__YOUR INSTRUCTIONS__:
Which lines in the material below contain the word "丸太打設後丸太間"? Copy each of them.
--- BEGIN EXERCISE DATA ---
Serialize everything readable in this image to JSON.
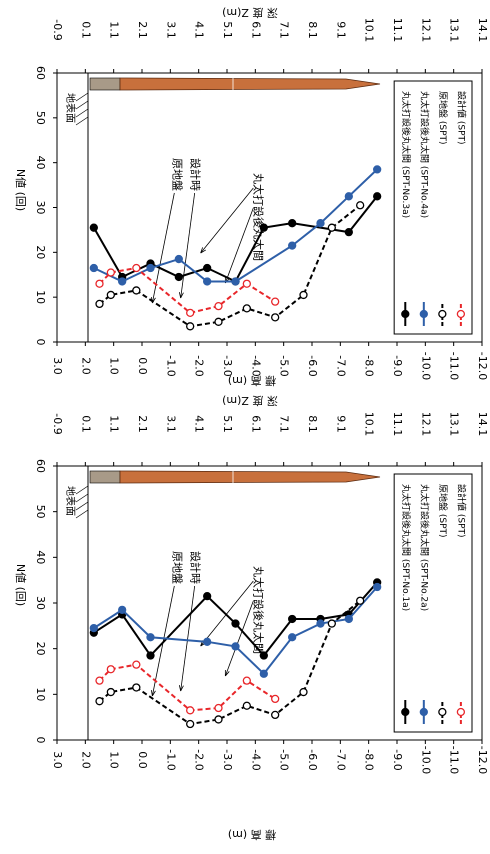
{
  "chart_data": [
    {
      "type": "line",
      "x_label": "標 高 (m)",
      "x2_label": "深 度 Z(m)",
      "y_label": "N値 (回)",
      "annotations": [
        "原地盤",
        "設計時",
        "丸太打設後丸太間",
        "地表面"
      ],
      "xlim": [
        3,
        -12
      ],
      "xticks": [
        {
          "value": 3,
          "label": "3.0"
        },
        {
          "value": 2,
          "label": "2.0"
        },
        {
          "value": 1,
          "label": "1.0"
        },
        {
          "value": 0,
          "label": "0.0"
        },
        {
          "value": -1,
          "label": "-1.0"
        },
        {
          "value": -2,
          "label": "-2.0"
        },
        {
          "value": -3,
          "label": "-3.0"
        },
        {
          "value": -4,
          "label": "-4.0"
        },
        {
          "value": -5,
          "label": "-5.0"
        },
        {
          "value": -6,
          "label": "-6.0"
        },
        {
          "value": -7,
          "label": "-7.0"
        },
        {
          "value": -8,
          "label": "-8.0"
        },
        {
          "value": -9,
          "label": "-9.0"
        },
        {
          "value": -10,
          "label": "-10.0"
        },
        {
          "value": -11,
          "label": "-11.0"
        },
        {
          "value": -12,
          "label": "-12.0"
        }
      ],
      "x2lim": [
        -0.9,
        14.1
      ],
      "x2ticks": [
        -0.9,
        0.1,
        1.1,
        2.1,
        3.1,
        4.1,
        5.1,
        6.1,
        7.1,
        8.1,
        9.1,
        10.1,
        11.1,
        12.1,
        13.1,
        14.1
      ],
      "ylim": [
        0,
        60
      ],
      "yticks": [
        0,
        10,
        20,
        30,
        40,
        50,
        60
      ],
      "series": [
        {
          "name": "丸太打設後丸太間 (SPT-No.3a)",
          "color": "#000000",
          "style": "solid",
          "marker": "filled",
          "x": [
            1.7,
            0.7,
            -0.3,
            -1.3,
            -2.3,
            -3.3,
            -4.3,
            -5.3,
            -7.3,
            -8.3
          ],
          "values": [
            25.5,
            14.5,
            17.5,
            14.5,
            16.5,
            13.5,
            25.5,
            26.5,
            24.5,
            32.5
          ]
        },
        {
          "name": "丸太打設後丸太間 (SPT-No.4a)",
          "color": "#2e5fa8",
          "style": "solid",
          "marker": "filled",
          "x": [
            1.7,
            0.7,
            -0.3,
            -1.3,
            -2.3,
            -3.3,
            -5.3,
            -6.3,
            -7.3,
            -8.3
          ],
          "values": [
            16.5,
            13.5,
            16.5,
            18.5,
            13.5,
            13.5,
            21.5,
            26.5,
            32.5,
            38.5
          ]
        },
        {
          "name": "原地盤 (SPT)",
          "color": "#000000",
          "style": "dashed",
          "marker": "open",
          "x": [
            1.5,
            1.1,
            0.2,
            -1.7,
            -2.7,
            -3.7,
            -4.7,
            -5.7,
            -6.7,
            -7.7
          ],
          "values": [
            8.5,
            10.5,
            11.5,
            3.5,
            4.5,
            7.5,
            5.5,
            10.5,
            25.5,
            30.5
          ]
        },
        {
          "name": "設計値 (SPT)",
          "color": "#e8262a",
          "style": "dashed",
          "marker": "open",
          "x": [
            1.5,
            1.1,
            0.2,
            -1.7,
            -2.7,
            -3.7,
            -4.7
          ],
          "values": [
            13,
            15.5,
            16.5,
            6.5,
            8,
            13,
            9
          ]
        }
      ]
    },
    {
      "type": "line",
      "x_label": "標 高 (m)",
      "x2_label": "深 度 Z(m)",
      "y_label": "N値 (回)",
      "annotations": [
        "原地盤",
        "設計時",
        "丸太打設後丸太間",
        "地表面"
      ],
      "xlim": [
        3,
        -12
      ],
      "xticks": [
        {
          "value": 3,
          "label": "3.0"
        },
        {
          "value": 2,
          "label": "2.0"
        },
        {
          "value": 1,
          "label": "1.0"
        },
        {
          "value": 0,
          "label": "0.0"
        },
        {
          "value": -1,
          "label": "-1.0"
        },
        {
          "value": -2,
          "label": "-2.0"
        },
        {
          "value": -3,
          "label": "-3.0"
        },
        {
          "value": -4,
          "label": "-4.0"
        },
        {
          "value": -5,
          "label": "-5.0"
        },
        {
          "value": -6,
          "label": "-6.0"
        },
        {
          "value": -7,
          "label": "-7.0"
        },
        {
          "value": -8,
          "label": "-8.0"
        },
        {
          "value": -9,
          "label": "-9.0"
        },
        {
          "value": -10,
          "label": "-10.0"
        },
        {
          "value": -11,
          "label": "-11.0"
        },
        {
          "value": -12,
          "label": "-12.0"
        }
      ],
      "x2lim": [
        -0.9,
        14.1
      ],
      "x2ticks": [
        -0.9,
        0.1,
        1.1,
        2.1,
        3.1,
        4.1,
        5.1,
        6.1,
        7.1,
        8.1,
        9.1,
        10.1,
        11.1,
        12.1,
        13.1,
        14.1
      ],
      "ylim": [
        0,
        60
      ],
      "yticks": [
        0,
        10,
        20,
        30,
        40,
        50,
        60
      ],
      "series": [
        {
          "name": "丸太打設後丸太間 (SPT-No.1a)",
          "color": "#000000",
          "style": "solid",
          "marker": "filled",
          "x": [
            1.7,
            0.7,
            -0.3,
            -2.3,
            -3.3,
            -4.3,
            -5.3,
            -6.3,
            -7.3,
            -8.3
          ],
          "values": [
            23.5,
            27.5,
            18.5,
            31.5,
            25.5,
            18.5,
            26.5,
            26.5,
            27.5,
            34.5
          ]
        },
        {
          "name": "丸太打設後丸太間 (SPT-No.2a)",
          "color": "#2e5fa8",
          "style": "solid",
          "marker": "filled",
          "x": [
            1.7,
            0.7,
            -0.3,
            -2.3,
            -3.3,
            -4.3,
            -5.3,
            -6.3,
            -7.3,
            -8.3
          ],
          "values": [
            24.5,
            28.5,
            22.5,
            21.5,
            20.5,
            14.5,
            22.5,
            25.5,
            26.5,
            33.5
          ]
        },
        {
          "name": "原地盤 (SPT)",
          "color": "#000000",
          "style": "dashed",
          "marker": "open",
          "x": [
            1.5,
            1.1,
            0.2,
            -1.7,
            -2.7,
            -3.7,
            -4.7,
            -5.7,
            -6.7,
            -7.7
          ],
          "values": [
            8.5,
            10.5,
            11.5,
            3.5,
            4.5,
            7.5,
            5.5,
            10.5,
            25.5,
            30.5
          ]
        },
        {
          "name": "設計値 (SPT)",
          "color": "#e8262a",
          "style": "dashed",
          "marker": "open",
          "x": [
            1.5,
            1.1,
            0.2,
            -1.7,
            -2.7,
            -3.7,
            -4.7
          ],
          "values": [
            13,
            15.5,
            16.5,
            6.5,
            7,
            13,
            9
          ]
        }
      ]
    }
  ]
}
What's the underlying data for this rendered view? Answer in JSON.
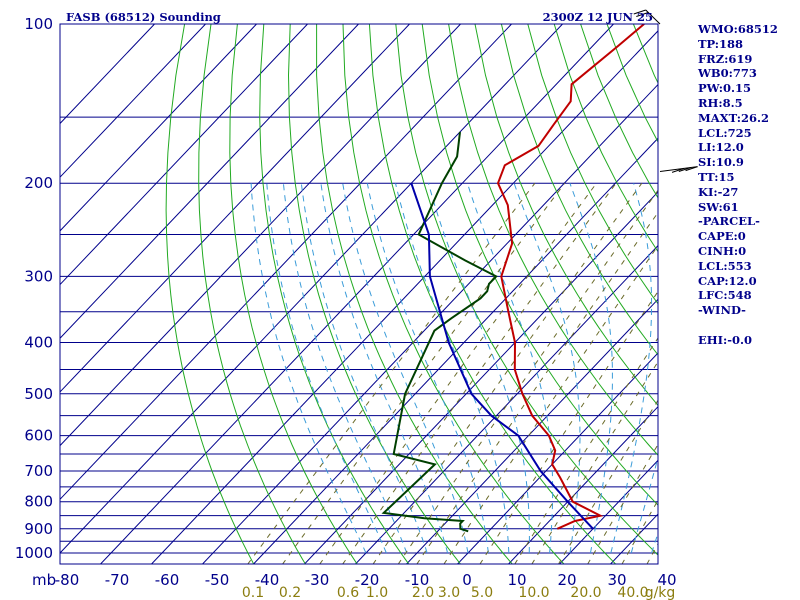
{
  "header": {
    "title": "FASB (68512) Sounding",
    "time": "2300Z 12 JUN 25"
  },
  "indices": [
    "WMO:68512",
    "TP:188",
    "FRZ:619",
    "WB0:773",
    "PW:0.15",
    "RH:8.5",
    "MAXT:26.2",
    "LCL:725",
    "LI:12.0",
    "SI:10.9",
    "TT:15",
    "KI:-27",
    "SW:61",
    "-PARCEL-",
    "CAPE:0",
    "CINH:0",
    "LCL:553",
    "CAP:12.0",
    "LFC:548",
    "-WIND-",
    "",
    "EHI:-0.0"
  ],
  "chart_data": {
    "type": "line",
    "title": "FASB (68512) Sounding",
    "subtitle": "2300Z 12 JUN 25",
    "xlabel": "",
    "ylabel": "mb",
    "x_range": [
      -80,
      0
    ],
    "pressure_range": [
      100,
      1000
    ],
    "y_scale": "log",
    "pressure_ticks": [
      100,
      200,
      300,
      400,
      500,
      600,
      700,
      800,
      900,
      1000
    ],
    "temperature_ticks": [
      "-80",
      "-70",
      "-60",
      "-50",
      "-40",
      "-30",
      "-20",
      "-10",
      "0",
      "10",
      "20",
      "30",
      "40"
    ],
    "mixing_ratio_labels": [
      "0.1",
      "0.2",
      "0.6",
      "1.0",
      "2.0",
      "3.0",
      "5.0",
      "10.0",
      "20.0",
      "40.0"
    ],
    "mixing_ratio_unit": "g/kg",
    "grid": true,
    "series": [
      {
        "role": "temperature",
        "color": "#c00000",
        "points": [
          [
            100,
            -64
          ],
          [
            110,
            -65
          ],
          [
            130,
            -67
          ],
          [
            140,
            -64
          ],
          [
            155,
            -63
          ],
          [
            170,
            -62
          ],
          [
            185,
            -65
          ],
          [
            200,
            -63
          ],
          [
            220,
            -57
          ],
          [
            260,
            -49
          ],
          [
            300,
            -45
          ],
          [
            350,
            -37
          ],
          [
            400,
            -30
          ],
          [
            450,
            -25
          ],
          [
            500,
            -19
          ],
          [
            550,
            -13
          ],
          [
            600,
            -6
          ],
          [
            640,
            -2
          ],
          [
            680,
            0
          ],
          [
            720,
            4
          ],
          [
            800,
            11
          ],
          [
            850,
            19
          ],
          [
            870,
            15
          ],
          [
            900,
            13
          ]
        ]
      },
      {
        "role": "dewpoint",
        "color": "#004000",
        "points": [
          [
            160,
            -80
          ],
          [
            178,
            -76
          ],
          [
            200,
            -74
          ],
          [
            250,
            -69
          ],
          [
            280,
            -55
          ],
          [
            300,
            -46
          ],
          [
            310,
            -46
          ],
          [
            320,
            -45
          ],
          [
            330,
            -45
          ],
          [
            360,
            -47
          ],
          [
            380,
            -48
          ],
          [
            500,
            -42
          ],
          [
            650,
            -33
          ],
          [
            680,
            -23
          ],
          [
            840,
            -24
          ],
          [
            860,
            -15
          ],
          [
            870,
            -7
          ],
          [
            880,
            -7
          ],
          [
            900,
            -6
          ],
          [
            910,
            -4
          ]
        ]
      },
      {
        "role": "parcel",
        "color": "#0000aa",
        "points": [
          [
            200,
            -80
          ],
          [
            250,
            -67
          ],
          [
            300,
            -59
          ],
          [
            400,
            -43
          ],
          [
            500,
            -29
          ],
          [
            550,
            -21
          ],
          [
            600,
            -12
          ],
          [
            700,
            -1
          ],
          [
            800,
            10
          ],
          [
            900,
            20
          ]
        ]
      }
    ],
    "wind_barbs": [
      {
        "pressure": 100,
        "direction_deg": 60,
        "speed_kt": 20
      },
      {
        "pressure": 190,
        "direction_deg": 280,
        "speed_kt": 25
      }
    ]
  }
}
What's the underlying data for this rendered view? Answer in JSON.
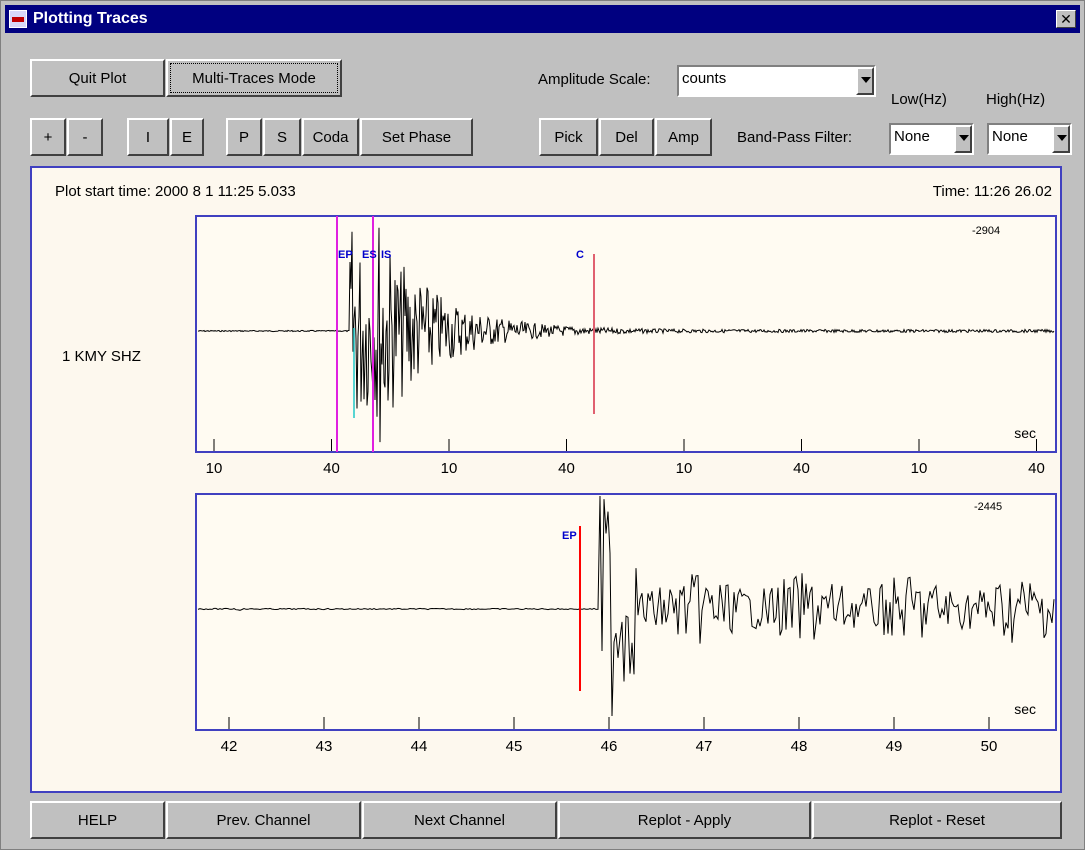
{
  "window": {
    "title": "Plotting Traces",
    "close_glyph": "✕"
  },
  "toolbar": {
    "quit_plot": "Quit Plot",
    "multi_traces": "Multi-Traces Mode",
    "amplitude_scale_label": "Amplitude Scale:",
    "amplitude_scale_value": "counts",
    "low_hz": "Low(Hz)",
    "high_hz": "High(Hz)",
    "plus": "+",
    "minus": "-",
    "i": "I",
    "e": "E",
    "p": "P",
    "s": "S",
    "coda": "Coda",
    "set_phase": "Set Phase",
    "pick": "Pick",
    "del": "Del",
    "amp": "Amp",
    "band_pass_label": "Band-Pass Filter:",
    "low_value": "None",
    "high_value": "None"
  },
  "plot": {
    "start_time": "Plot start time: 2000 8 1  11:25 5.033",
    "cursor_time": "Time: 11:26  26.02",
    "trace_label": "1  KMY  SHZ",
    "top": {
      "amplitude": "-2904",
      "unit": "sec",
      "tick_labels": [
        "10",
        "40",
        "10",
        "40",
        "10",
        "40",
        "10",
        "40"
      ],
      "phases": [
        "EP",
        "ES",
        "IS",
        "C"
      ]
    },
    "bottom": {
      "amplitude": "-2445",
      "unit": "sec",
      "tick_labels": [
        "42",
        "43",
        "44",
        "45",
        "46",
        "47",
        "48",
        "49",
        "50"
      ],
      "phases": [
        "EP"
      ]
    }
  },
  "footer": {
    "help": "HELP",
    "prev": "Prev. Channel",
    "next": "Next Channel",
    "replot_apply": "Replot - Apply",
    "replot_reset": "Replot -  Reset"
  },
  "colors": {
    "titlebar": "#000080",
    "panel_border": "#4040c0",
    "phase_label": "#0000cc",
    "ep_line": "#e020e0",
    "c_line": "#e06070",
    "ep_zoom_line": "#ff0000"
  }
}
--- END EXERCISE DATA ---
__SOLUTION TO THIS TASK__:
        "丸太打設後丸太間",
          "name": "丸太打設後丸太間 (SPT-No.3a)",
          "name": "丸太打設後丸太間 (SPT-No.4a)",
        "丸太打設後丸太間",
          "name": "丸太打設後丸太間 (SPT-No.1a)",
          "name": "丸太打設後丸太間 (SPT-No.2a)",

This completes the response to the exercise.